## start
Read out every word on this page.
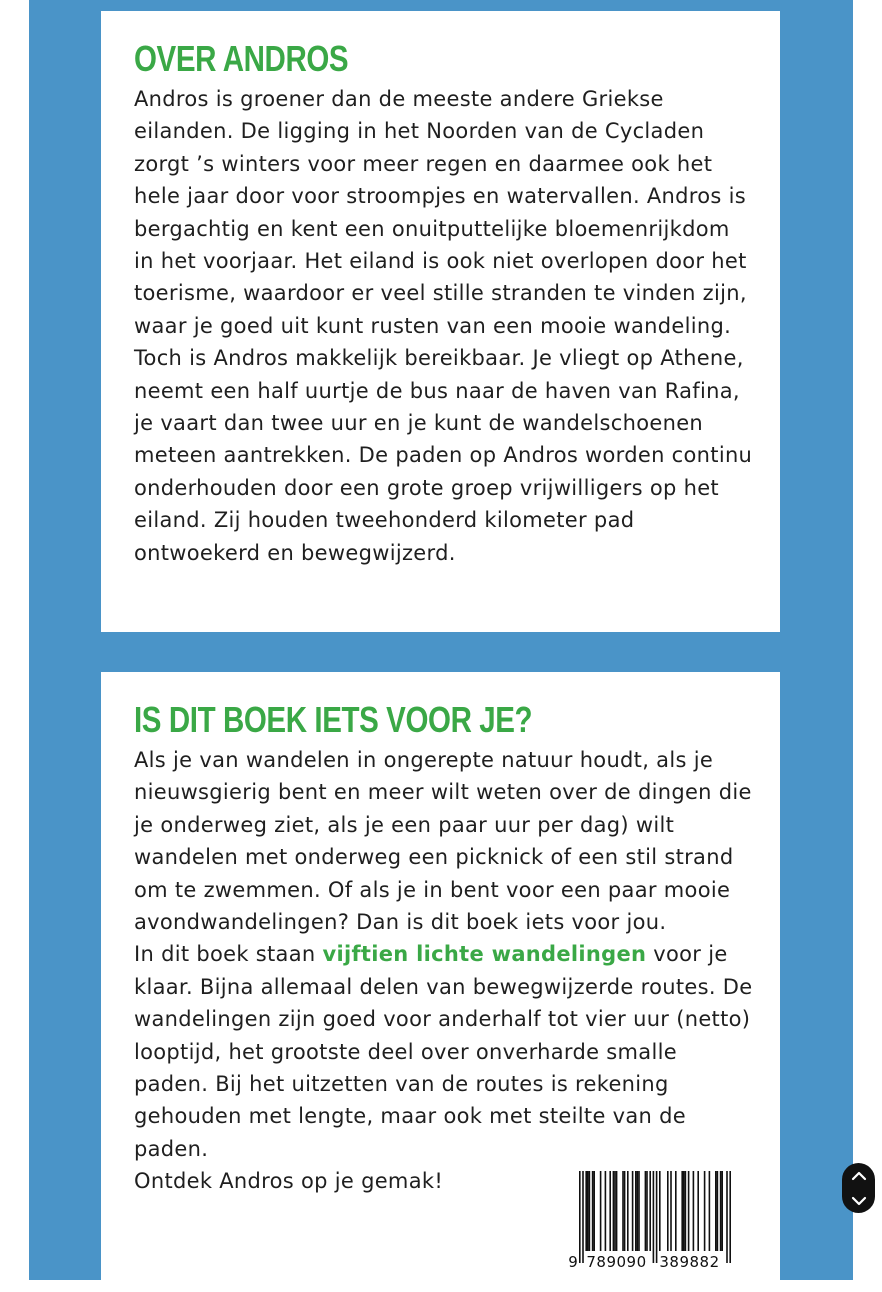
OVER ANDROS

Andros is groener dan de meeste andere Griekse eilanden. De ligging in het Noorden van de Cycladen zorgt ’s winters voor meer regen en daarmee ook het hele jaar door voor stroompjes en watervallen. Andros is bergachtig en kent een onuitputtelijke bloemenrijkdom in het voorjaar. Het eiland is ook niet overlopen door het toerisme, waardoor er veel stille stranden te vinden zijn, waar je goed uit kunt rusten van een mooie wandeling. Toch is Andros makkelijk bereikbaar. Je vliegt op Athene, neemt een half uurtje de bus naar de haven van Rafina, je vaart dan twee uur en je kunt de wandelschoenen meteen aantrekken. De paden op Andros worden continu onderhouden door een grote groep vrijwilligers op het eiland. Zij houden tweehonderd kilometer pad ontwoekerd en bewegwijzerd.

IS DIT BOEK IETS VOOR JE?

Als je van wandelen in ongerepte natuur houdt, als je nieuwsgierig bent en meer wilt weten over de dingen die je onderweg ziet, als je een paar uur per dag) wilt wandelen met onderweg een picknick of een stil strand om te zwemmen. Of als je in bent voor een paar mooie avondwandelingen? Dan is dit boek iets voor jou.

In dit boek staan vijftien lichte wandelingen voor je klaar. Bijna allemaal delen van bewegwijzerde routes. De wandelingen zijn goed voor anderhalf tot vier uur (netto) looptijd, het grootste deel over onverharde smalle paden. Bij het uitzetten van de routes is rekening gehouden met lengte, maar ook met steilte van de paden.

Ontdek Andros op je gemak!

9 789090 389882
## end
Transcribe every entry above exactly. Omit all pictures.

§ **Worked answer**:
Read out every word on this page.
OVER ANDROS

Andros is groener dan de meeste andere Griekse eilanden. De ligging in het Noorden van de Cycladen zorgt ’s winters voor meer regen en daarmee ook het hele jaar door voor stroompjes en watervallen. Andros is bergachtig en kent een onuitputtelijke bloemenrijkdom in het voorjaar. Het eiland is ook niet overlopen door het toerisme, waardoor er veel stille stranden te vinden zijn, waar je goed uit kunt rusten van een mooie wandeling. Toch is Andros makkelijk bereikbaar. Je vliegt op Athene, neemt een half uurtje de bus naar de haven van Rafina, je vaart dan twee uur en je kunt de wandelschoenen meteen aantrekken. De paden op Andros worden continu onderhouden door een grote groep vrijwilligers op het eiland. Zij houden tweehonderd kilometer pad ontwoekerd en bewegwijzerd.

IS DIT BOEK IETS VOOR JE?

Als je van wandelen in ongerepte natuur houdt, als je nieuwsgierig bent en meer wilt weten over de dingen die je onderweg ziet, als je een paar uur per dag) wilt wandelen met onderweg een picknick of een stil strand om te zwemmen. Of als je in bent voor een paar mooie avondwandelingen? Dan is dit boek iets voor jou.

In dit boek staan vijftien lichte wandelingen voor je klaar. Bijna allemaal delen van bewegwijzerde routes. De wandelingen zijn goed voor anderhalf tot vier uur (netto) looptijd, het grootste deel over onverharde smalle paden. Bij het uitzetten van de routes is rekening gehouden met lengte, maar ook met steilte van de paden.

Ontdek Andros op je gemak!

9 789090 389882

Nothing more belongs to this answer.